Given request: Copy out the part of the listing that opens with the line containing "X-axis label: Graphe" and closes with the line containing "output each element", swapping "bounding box" for "box" and changing nothing else.

Given records:
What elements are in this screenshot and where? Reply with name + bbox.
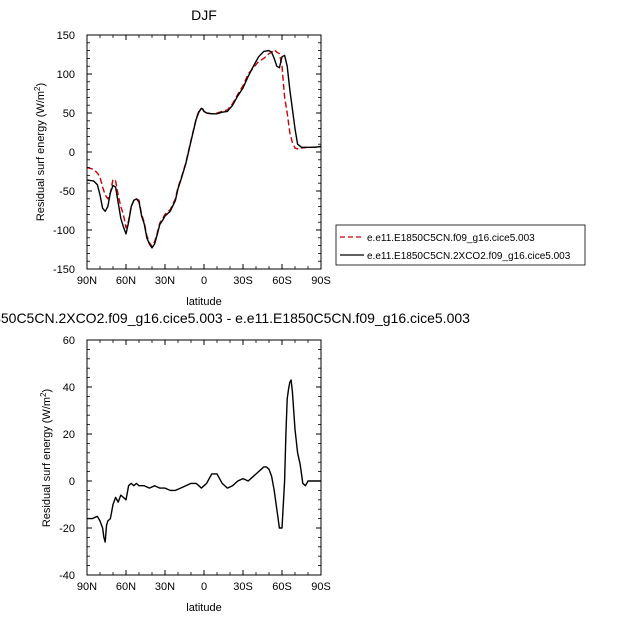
y-tick-label: 50 [63,108,75,120]
x-tick-label: 90S [311,581,331,593]
x-tick-label: 90N [77,581,97,593]
chart-bottom-xlabel: latitude [186,602,221,614]
y-tick-label: 40 [63,382,75,394]
chart-top-frame [86,34,322,270]
x-tick-label: 90N [77,275,97,287]
x-tick-label: 0 [201,275,207,287]
chart-top-lines [86,49,322,249]
x-tick-label: 30S [233,275,253,287]
y-tick-label: 100 [57,69,75,81]
series-line-0 [86,49,322,248]
x-tick-label: 30S [233,581,253,593]
x-tick-label: 30N [155,275,175,287]
y-tick-label: -100 [53,225,75,237]
series-line-0 [87,379,321,543]
y-tick-label: 20 [63,429,75,441]
legend-entry-control: e.e11.E1850C5CN.f09_g16.cice5.003 [367,233,535,244]
y-tick-label: 0 [69,147,75,159]
x-tick-label: 90S [311,275,331,287]
chart-top-ylabel: Residual surf energy (W/m2) [33,83,47,221]
chart-top-legend: e.e11.E1850C5CN.f09_g16.cice5.003 e.e11.… [335,224,586,266]
chart-top: DJF 90N 60N 30N 0 30S 60S 90S -150 -100 -50 0 50 100… [33,7,586,308]
chart-bottom-axes: 90N 60N 30N 0 30S 60S 90S -40 -20 0 20 40 60 [59,335,331,593]
chart-bottom-title: e.e11.E1850C5CN.2XCO2.f09_g16.cice5.003 … [0,310,470,326]
legend-box [335,224,586,266]
y-tick-label: 0 [69,476,75,488]
y-tick-label: -20 [59,523,75,535]
x-tick-label: 30N [155,581,175,593]
y-tick-label: -150 [53,264,75,276]
chart-top-axes: 90N 60N 30N 0 30S 60S 90S -150 -100 -50 0 50 100 150 [53,30,331,287]
y-tick-label: -50 [59,186,75,198]
x-tick-label: 60S [272,275,292,287]
chart-top-title: DJF [191,7,217,23]
series-line-1 [86,49,322,249]
chart-bottom: e.e11.E1850C5CN.2XCO2.f09_g16.cice5.003 … [0,310,470,614]
chart-top-xlabel: latitude [186,296,221,308]
chart-bottom-ylabel: Residual surf energy (W/m2) [39,389,53,527]
x-tick-label: 0 [201,581,207,593]
y-tick-label: 60 [63,335,75,347]
x-tick-label: 60S [272,581,292,593]
y-tick-label: 150 [57,30,75,42]
y-tick-label: -40 [59,570,75,582]
x-tick-label: 60N [116,581,136,593]
legend-entry-2xco2: e.e11.E1850C5CN.2XCO2.f09_g16.cice5.003 [367,251,571,262]
chart-bottom-lines [87,379,321,543]
x-tick-label: 60N [116,275,136,287]
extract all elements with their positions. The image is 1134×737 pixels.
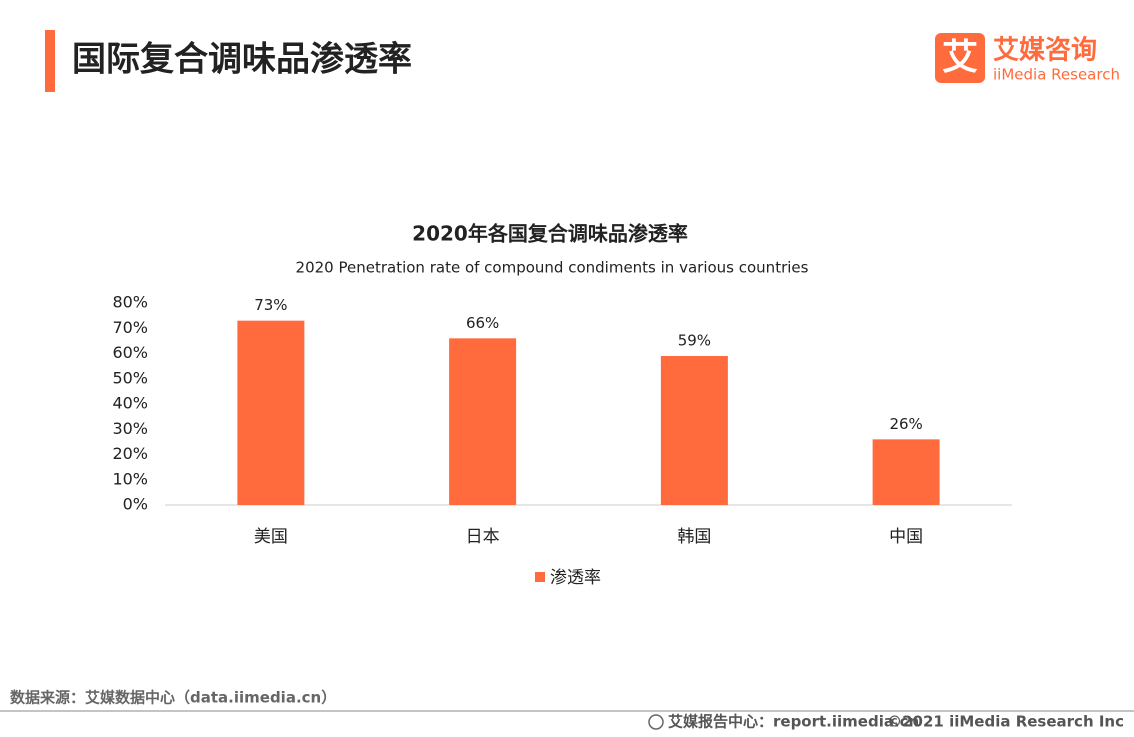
y-tick-label: 50% xyxy=(112,368,148,387)
bar xyxy=(237,320,305,505)
legend-label: 渗透率 xyxy=(550,568,601,588)
y-tick-label: 70% xyxy=(112,318,148,337)
y-tick-label: 20% xyxy=(112,444,148,463)
bar xyxy=(660,356,728,505)
title-accent xyxy=(45,30,55,92)
y-tick-label: 10% xyxy=(112,469,148,488)
y-tick-label: 80% xyxy=(112,293,148,312)
report-site: 艾媒报告中心：report.iimedia.cn xyxy=(668,713,919,731)
logo-icon: 艾 xyxy=(942,37,978,78)
value-label: 26% xyxy=(889,415,922,433)
chart-subtitle: 2020 Penetration rate of compound condim… xyxy=(296,259,809,277)
logo-name: 艾媒咨询 xyxy=(993,35,1097,66)
x-tick-label: 美国 xyxy=(254,527,288,547)
source: 数据来源：艾媒数据中心（data.iimedia.cn） xyxy=(10,689,336,707)
bar xyxy=(872,439,940,505)
y-tick-label: 0% xyxy=(123,495,148,514)
page-title: 国际复合调味品渗透率 xyxy=(72,40,412,80)
x-tick-label: 韩国 xyxy=(677,527,711,547)
legend-swatch xyxy=(535,572,545,582)
x-tick-label: 日本 xyxy=(466,527,500,547)
chart-title: 2020年各国复合调味品渗透率 xyxy=(412,222,688,246)
y-tick-label: 60% xyxy=(112,343,148,362)
value-label: 73% xyxy=(254,296,287,314)
globe-icon xyxy=(648,714,664,730)
logo-icon-bg xyxy=(935,33,985,83)
y-tick-label: 30% xyxy=(112,419,148,438)
value-label: 66% xyxy=(466,314,499,332)
copyright: ©2021 iiMedia Research Inc xyxy=(887,713,1124,731)
x-tick-label: 中国 xyxy=(889,527,923,547)
value-label: 59% xyxy=(678,332,711,350)
logo-name-en: iiMedia Research xyxy=(993,66,1120,84)
y-tick-label: 40% xyxy=(112,394,148,413)
bar xyxy=(449,338,517,505)
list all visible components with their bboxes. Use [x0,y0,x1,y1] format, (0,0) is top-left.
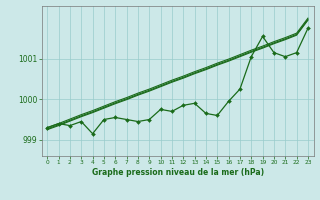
X-axis label: Graphe pression niveau de la mer (hPa): Graphe pression niveau de la mer (hPa) [92,168,264,177]
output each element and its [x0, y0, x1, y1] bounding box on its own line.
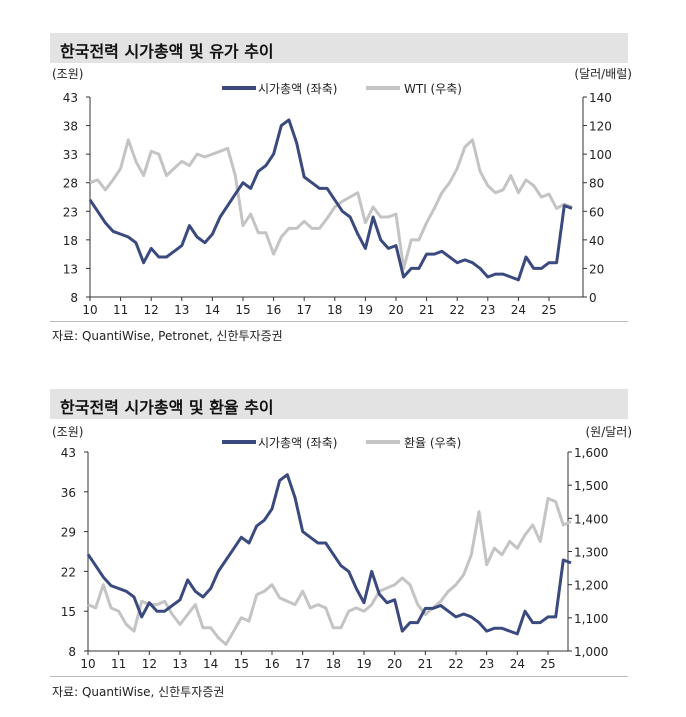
chart1-title-bar: 한국전력 시가총액 및 유가 추이: [50, 33, 628, 63]
y-right-tick-label: 100: [589, 148, 612, 162]
x-tick-label: 24: [511, 303, 526, 317]
y-right-tick-label: 40: [589, 234, 604, 248]
y-right-tick-label: 1,200: [574, 579, 608, 593]
y-left-tick-label: 15: [61, 605, 76, 619]
legend-label-right: 환율 (우축): [404, 436, 461, 450]
y-left-tick-label: 43: [61, 446, 76, 460]
x-tick-label: 10: [82, 303, 97, 317]
x-tick-label: 11: [113, 303, 128, 317]
y-left-tick-label: 29: [61, 526, 76, 540]
series-right-axis-line: [89, 138, 573, 270]
x-tick-label: 23: [480, 303, 495, 317]
x-tick-label: 10: [80, 657, 95, 671]
y-right-tick-label: 1,100: [574, 612, 608, 626]
series-market-cap-line: [88, 118, 573, 282]
y-left-tick-label: 23: [63, 205, 78, 219]
y-right-tick-label: 120: [589, 120, 612, 134]
x-tick-label: 22: [448, 657, 463, 671]
x-tick-label: 12: [144, 303, 159, 317]
chart1-svg: 43 38 33 28 23 18 13 8 140 120 100 80 60 40 20 0 10 11 12 1…: [52, 67, 632, 317]
y-right-tick-label: 1,000: [574, 645, 608, 659]
y-right-tick-label: 20: [589, 262, 604, 276]
y-left-tick-label: 22: [61, 565, 76, 579]
x-tick-label: 14: [203, 657, 218, 671]
x-tick-label: 11: [111, 657, 126, 671]
y-right-tick-label: 1,300: [574, 546, 608, 560]
x-tick-label: 17: [295, 657, 310, 671]
y-left-tick-label: 8: [70, 291, 78, 305]
y-left-tick-label: 28: [63, 177, 78, 191]
chart1-title: 한국전력 시가총액 및 유가 추이: [60, 42, 274, 61]
y-right-tick-label: 1,500: [574, 479, 608, 493]
y-left-tick-label: 18: [63, 234, 78, 248]
y-left-tick-label: 36: [61, 486, 76, 500]
left-unit-label: (조원): [52, 67, 83, 81]
x-tick-label: 13: [172, 657, 187, 671]
x-tick-label: 18: [326, 657, 341, 671]
y-left-tick-label: 33: [63, 148, 78, 162]
x-tick-label: 19: [358, 303, 373, 317]
y-right-tick-label: 140: [589, 91, 612, 105]
x-tick-label: 21: [418, 657, 433, 671]
y-right-tick-label: 1,600: [574, 446, 608, 460]
x-tick-label: 23: [479, 657, 494, 671]
series-right-axis-line: [87, 496, 572, 646]
chart2-title: 한국전력 시가총액 및 환율 추이: [60, 398, 274, 417]
series-market-cap-line: [86, 473, 572, 636]
y-left-tick-label: 8: [68, 645, 76, 659]
x-tick-label: 15: [235, 303, 250, 317]
x-tick-label: 14: [205, 303, 220, 317]
y-right-tick-label: 60: [589, 205, 604, 219]
y-right-tick-label: 0: [589, 291, 597, 305]
x-tick-label: 20: [387, 657, 402, 671]
x-tick-label: 21: [419, 303, 434, 317]
y-right-tick-label: 80: [589, 177, 604, 191]
y-left-tick-label: 13: [63, 262, 78, 276]
right-unit-label: (달러/배럴): [574, 67, 632, 81]
x-tick-label: 24: [510, 657, 525, 671]
x-tick-label: 15: [234, 657, 249, 671]
chart2-svg: 43 36 29 22 15 8 1,600 1,500 1,400 1,300 1,200 1,10…: [52, 425, 632, 671]
chart1-source: 자료: QuantiWise, Petronet, 신한투자증권: [52, 329, 283, 343]
y-left-tick-label: 38: [63, 120, 78, 134]
x-tick-label: 20: [388, 303, 403, 317]
right-unit-label: (원/달러): [585, 425, 632, 439]
chart2-title-bar: 한국전력 시가총액 및 환율 추이: [50, 389, 628, 419]
x-tick-label: 12: [142, 657, 157, 671]
y-right-tick-label: 1,400: [574, 512, 608, 526]
x-tick-label: 25: [541, 303, 556, 317]
chart1-divider: [50, 321, 628, 322]
y-left-tick-label: 43: [63, 91, 78, 105]
x-tick-label: 13: [174, 303, 189, 317]
legend-label-left: 시가총액 (좌축): [258, 82, 337, 96]
left-unit-label: (조원): [52, 425, 83, 439]
x-tick-label: 16: [266, 303, 281, 317]
x-tick-label: 18: [327, 303, 342, 317]
x-tick-label: 22: [450, 303, 465, 317]
chart2-source: 자료: QuantiWise, 신한투자증권: [52, 685, 225, 699]
legend-label-right: WTI (우축): [404, 82, 462, 96]
x-tick-label: 19: [356, 657, 371, 671]
x-tick-label: 25: [540, 657, 555, 671]
x-tick-label: 16: [264, 657, 279, 671]
x-tick-label: 17: [297, 303, 312, 317]
legend-label-left: 시가총액 (좌축): [258, 436, 337, 450]
chart2-divider: [50, 676, 628, 677]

Output for this task:
X-axis label: Graphe pression niveau de la mer (hPa): Graphe pression niveau de la mer (hPa) [92,168,264,177]
output each element and its [x0, y0, x1, y1] box on its own line.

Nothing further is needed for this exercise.